> Stated problem
Return, unchanged, every one of the lines below from the very first down to and including the line that contains "- step-label: Reasons".

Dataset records
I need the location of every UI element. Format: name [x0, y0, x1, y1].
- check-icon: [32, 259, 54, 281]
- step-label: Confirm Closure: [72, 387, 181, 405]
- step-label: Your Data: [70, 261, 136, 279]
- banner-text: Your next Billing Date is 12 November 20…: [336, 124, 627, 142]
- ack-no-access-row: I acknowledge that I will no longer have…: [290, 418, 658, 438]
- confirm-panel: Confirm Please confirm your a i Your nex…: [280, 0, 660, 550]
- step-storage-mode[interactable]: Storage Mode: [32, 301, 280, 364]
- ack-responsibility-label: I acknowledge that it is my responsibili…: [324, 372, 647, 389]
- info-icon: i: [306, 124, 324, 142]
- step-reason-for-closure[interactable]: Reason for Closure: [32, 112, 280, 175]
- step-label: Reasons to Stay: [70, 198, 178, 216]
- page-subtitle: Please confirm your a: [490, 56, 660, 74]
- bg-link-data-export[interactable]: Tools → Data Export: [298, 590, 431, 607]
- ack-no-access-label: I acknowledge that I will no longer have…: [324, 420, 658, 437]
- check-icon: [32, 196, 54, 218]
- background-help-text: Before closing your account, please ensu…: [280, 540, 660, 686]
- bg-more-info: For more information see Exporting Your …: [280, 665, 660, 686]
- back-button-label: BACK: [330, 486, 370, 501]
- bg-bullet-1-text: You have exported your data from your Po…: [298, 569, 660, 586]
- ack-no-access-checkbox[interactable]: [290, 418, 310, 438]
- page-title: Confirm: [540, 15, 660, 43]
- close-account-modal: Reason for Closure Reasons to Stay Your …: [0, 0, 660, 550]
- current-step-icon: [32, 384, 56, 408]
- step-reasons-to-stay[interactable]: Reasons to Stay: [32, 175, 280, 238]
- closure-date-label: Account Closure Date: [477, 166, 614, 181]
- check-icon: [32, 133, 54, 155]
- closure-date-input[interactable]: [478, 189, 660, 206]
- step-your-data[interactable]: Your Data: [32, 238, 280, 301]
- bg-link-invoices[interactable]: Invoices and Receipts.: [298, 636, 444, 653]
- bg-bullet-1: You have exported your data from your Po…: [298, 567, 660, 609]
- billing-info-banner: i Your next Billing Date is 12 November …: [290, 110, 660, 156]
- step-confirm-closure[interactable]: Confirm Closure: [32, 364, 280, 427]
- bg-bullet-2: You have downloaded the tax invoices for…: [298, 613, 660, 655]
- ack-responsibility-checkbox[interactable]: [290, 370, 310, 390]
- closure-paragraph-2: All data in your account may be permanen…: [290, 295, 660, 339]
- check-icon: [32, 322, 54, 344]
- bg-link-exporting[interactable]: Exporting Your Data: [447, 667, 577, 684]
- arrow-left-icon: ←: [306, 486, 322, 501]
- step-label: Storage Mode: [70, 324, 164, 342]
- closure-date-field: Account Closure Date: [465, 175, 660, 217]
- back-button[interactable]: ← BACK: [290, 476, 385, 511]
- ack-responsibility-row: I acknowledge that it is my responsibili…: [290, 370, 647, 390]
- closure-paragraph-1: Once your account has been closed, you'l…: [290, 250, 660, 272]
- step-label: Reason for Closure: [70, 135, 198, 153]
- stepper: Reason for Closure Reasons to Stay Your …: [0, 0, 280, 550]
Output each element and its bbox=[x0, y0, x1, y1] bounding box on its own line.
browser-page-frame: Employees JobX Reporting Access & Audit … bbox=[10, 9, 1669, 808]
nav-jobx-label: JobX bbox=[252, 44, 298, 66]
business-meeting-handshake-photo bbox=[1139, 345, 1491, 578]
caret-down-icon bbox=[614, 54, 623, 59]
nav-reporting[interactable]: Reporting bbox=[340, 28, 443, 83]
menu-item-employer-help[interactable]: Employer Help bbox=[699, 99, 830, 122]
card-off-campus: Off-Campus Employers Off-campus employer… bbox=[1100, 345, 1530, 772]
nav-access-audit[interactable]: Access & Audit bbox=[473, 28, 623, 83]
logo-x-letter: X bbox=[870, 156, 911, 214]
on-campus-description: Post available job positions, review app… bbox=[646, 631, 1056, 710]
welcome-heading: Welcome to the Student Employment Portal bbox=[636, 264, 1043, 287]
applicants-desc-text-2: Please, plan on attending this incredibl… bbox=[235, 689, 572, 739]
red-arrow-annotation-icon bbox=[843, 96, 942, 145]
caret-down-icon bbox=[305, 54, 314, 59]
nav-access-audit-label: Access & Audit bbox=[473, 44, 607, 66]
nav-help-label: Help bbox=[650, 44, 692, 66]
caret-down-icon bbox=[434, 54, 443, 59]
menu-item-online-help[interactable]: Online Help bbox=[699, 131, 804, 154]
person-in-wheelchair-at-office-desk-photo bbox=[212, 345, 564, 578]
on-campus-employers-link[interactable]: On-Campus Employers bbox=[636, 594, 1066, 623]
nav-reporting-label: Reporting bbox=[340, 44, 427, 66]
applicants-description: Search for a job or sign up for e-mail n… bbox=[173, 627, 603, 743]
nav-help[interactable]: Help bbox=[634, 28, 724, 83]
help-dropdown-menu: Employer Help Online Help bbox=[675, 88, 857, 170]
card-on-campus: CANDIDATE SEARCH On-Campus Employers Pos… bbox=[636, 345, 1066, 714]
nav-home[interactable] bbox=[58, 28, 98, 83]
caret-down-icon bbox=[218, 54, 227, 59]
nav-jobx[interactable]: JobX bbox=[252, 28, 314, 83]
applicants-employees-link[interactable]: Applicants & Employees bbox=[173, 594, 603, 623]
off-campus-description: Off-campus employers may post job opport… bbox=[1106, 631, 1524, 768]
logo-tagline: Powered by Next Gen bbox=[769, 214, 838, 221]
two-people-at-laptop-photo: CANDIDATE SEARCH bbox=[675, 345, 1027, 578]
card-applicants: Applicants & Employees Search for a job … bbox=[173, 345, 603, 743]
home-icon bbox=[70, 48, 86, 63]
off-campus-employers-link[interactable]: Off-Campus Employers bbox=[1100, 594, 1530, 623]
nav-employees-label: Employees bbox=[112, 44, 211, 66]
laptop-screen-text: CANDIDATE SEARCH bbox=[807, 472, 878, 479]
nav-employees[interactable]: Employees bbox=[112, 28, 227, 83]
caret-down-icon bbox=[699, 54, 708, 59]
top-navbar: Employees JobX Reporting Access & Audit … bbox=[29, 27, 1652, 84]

> Answer for the task
I need the location of every UI element. Format: name [x0, y0, x1, y1].
- check-icon: [32, 259, 54, 281]
- step-label: Confirm Closure: [72, 387, 181, 405]
- step-label: Your Data: [70, 261, 136, 279]
- banner-text: Your next Billing Date is 12 November 20…: [336, 124, 627, 142]
- ack-no-access-row: I acknowledge that I will no longer have…: [290, 418, 658, 438]
- confirm-panel: Confirm Please confirm your a i Your nex…: [280, 0, 660, 550]
- step-storage-mode[interactable]: Storage Mode: [32, 301, 280, 364]
- ack-responsibility-label: I acknowledge that it is my responsibili…: [324, 372, 647, 389]
- info-icon: i: [306, 124, 324, 142]
- step-reason-for-closure[interactable]: Reason for Closure: [32, 112, 280, 175]
- step-label: Reasons to Stay: [70, 198, 178, 216]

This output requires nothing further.